Instructions for the task ▸
Every line below that holds the word "there" must be listed.

Saved entries:
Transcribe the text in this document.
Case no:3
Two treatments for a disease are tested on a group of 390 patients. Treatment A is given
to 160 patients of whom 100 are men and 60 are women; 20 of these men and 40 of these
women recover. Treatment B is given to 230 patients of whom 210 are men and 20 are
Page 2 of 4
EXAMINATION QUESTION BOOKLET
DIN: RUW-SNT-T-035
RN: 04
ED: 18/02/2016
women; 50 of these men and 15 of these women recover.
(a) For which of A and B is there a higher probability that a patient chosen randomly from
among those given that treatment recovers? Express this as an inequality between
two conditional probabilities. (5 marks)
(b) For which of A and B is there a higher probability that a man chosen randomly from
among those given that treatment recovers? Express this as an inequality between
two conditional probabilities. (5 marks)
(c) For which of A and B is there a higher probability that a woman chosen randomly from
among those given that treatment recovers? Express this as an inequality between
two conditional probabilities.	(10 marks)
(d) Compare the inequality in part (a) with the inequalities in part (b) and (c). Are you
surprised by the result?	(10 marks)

==

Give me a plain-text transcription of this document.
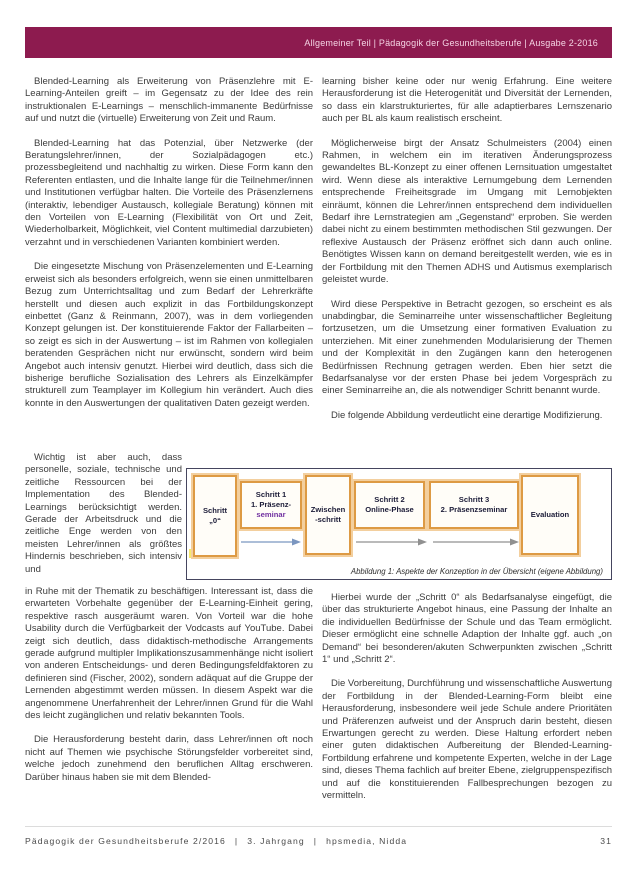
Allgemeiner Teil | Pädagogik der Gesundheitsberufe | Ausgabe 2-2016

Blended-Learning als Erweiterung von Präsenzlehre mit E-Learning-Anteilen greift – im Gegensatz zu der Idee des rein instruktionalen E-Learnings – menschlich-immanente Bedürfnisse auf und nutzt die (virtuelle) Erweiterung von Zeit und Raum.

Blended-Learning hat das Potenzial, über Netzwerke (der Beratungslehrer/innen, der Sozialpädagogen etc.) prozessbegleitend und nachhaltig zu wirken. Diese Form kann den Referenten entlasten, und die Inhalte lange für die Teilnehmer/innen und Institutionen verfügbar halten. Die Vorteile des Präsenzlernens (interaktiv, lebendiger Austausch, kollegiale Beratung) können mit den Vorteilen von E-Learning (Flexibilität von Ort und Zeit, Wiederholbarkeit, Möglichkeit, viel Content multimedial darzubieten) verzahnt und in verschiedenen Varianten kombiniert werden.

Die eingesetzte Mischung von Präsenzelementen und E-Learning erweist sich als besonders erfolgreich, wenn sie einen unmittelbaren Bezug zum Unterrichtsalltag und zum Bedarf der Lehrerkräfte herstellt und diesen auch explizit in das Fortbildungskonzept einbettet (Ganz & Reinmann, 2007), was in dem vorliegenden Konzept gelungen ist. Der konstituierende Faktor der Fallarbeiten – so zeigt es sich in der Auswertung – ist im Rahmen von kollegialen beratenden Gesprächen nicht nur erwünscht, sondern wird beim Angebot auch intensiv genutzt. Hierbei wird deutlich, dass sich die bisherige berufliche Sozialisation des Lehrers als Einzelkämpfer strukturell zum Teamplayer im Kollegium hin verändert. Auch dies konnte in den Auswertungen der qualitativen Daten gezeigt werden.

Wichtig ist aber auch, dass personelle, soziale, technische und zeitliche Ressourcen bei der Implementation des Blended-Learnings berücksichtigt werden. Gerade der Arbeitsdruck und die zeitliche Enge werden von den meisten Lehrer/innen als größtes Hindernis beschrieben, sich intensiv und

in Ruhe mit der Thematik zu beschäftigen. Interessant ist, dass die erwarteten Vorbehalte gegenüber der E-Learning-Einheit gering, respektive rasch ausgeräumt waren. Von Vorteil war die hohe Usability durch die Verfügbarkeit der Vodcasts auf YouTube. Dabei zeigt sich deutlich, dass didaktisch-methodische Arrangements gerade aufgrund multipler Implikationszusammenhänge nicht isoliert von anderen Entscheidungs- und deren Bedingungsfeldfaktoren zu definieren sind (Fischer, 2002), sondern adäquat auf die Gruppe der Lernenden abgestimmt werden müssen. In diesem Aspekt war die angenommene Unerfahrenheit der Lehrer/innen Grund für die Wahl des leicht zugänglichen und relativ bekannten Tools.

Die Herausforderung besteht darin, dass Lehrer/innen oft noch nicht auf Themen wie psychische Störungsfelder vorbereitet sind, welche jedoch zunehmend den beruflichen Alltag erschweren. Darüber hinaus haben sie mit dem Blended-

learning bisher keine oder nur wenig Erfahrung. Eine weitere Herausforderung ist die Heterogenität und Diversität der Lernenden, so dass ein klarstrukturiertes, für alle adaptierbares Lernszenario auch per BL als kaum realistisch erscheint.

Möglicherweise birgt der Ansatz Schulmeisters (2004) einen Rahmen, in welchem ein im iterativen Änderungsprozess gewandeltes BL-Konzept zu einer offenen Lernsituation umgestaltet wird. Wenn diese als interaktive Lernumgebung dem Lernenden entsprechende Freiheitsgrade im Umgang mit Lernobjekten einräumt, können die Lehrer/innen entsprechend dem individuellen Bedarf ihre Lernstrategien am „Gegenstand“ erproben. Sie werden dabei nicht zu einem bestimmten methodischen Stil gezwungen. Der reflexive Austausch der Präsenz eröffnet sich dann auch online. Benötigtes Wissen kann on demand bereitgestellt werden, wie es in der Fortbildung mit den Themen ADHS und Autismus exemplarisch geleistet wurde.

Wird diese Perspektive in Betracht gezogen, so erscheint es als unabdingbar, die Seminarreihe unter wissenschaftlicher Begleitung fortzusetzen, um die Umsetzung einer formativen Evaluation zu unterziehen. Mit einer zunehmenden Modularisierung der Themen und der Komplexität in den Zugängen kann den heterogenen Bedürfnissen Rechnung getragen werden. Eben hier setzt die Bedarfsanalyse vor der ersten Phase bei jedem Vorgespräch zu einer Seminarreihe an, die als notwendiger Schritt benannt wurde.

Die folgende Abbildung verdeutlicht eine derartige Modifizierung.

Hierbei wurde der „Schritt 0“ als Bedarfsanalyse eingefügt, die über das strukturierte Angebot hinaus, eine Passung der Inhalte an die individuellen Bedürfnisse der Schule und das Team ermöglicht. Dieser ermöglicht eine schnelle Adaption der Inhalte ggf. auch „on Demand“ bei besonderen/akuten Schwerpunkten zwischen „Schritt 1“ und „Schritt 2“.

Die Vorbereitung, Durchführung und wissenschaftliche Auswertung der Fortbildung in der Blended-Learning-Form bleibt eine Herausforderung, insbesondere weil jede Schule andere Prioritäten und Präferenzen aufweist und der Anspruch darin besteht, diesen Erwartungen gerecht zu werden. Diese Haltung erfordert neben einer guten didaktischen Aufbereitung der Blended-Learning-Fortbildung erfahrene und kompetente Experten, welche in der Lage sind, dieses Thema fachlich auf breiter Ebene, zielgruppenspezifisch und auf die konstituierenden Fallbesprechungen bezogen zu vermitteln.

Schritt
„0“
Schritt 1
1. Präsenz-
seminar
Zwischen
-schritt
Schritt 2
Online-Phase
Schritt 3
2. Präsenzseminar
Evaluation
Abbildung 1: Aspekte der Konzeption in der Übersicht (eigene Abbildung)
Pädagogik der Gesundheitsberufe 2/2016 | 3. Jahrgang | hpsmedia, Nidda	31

Answer space ▸
(a) For which of A and B is there a higher probability that a patient chosen randomly from
(b) For which of A and B is there a higher probability that a man chosen randomly from
(c) For which of A and B is there a higher probability that a woman chosen randomly from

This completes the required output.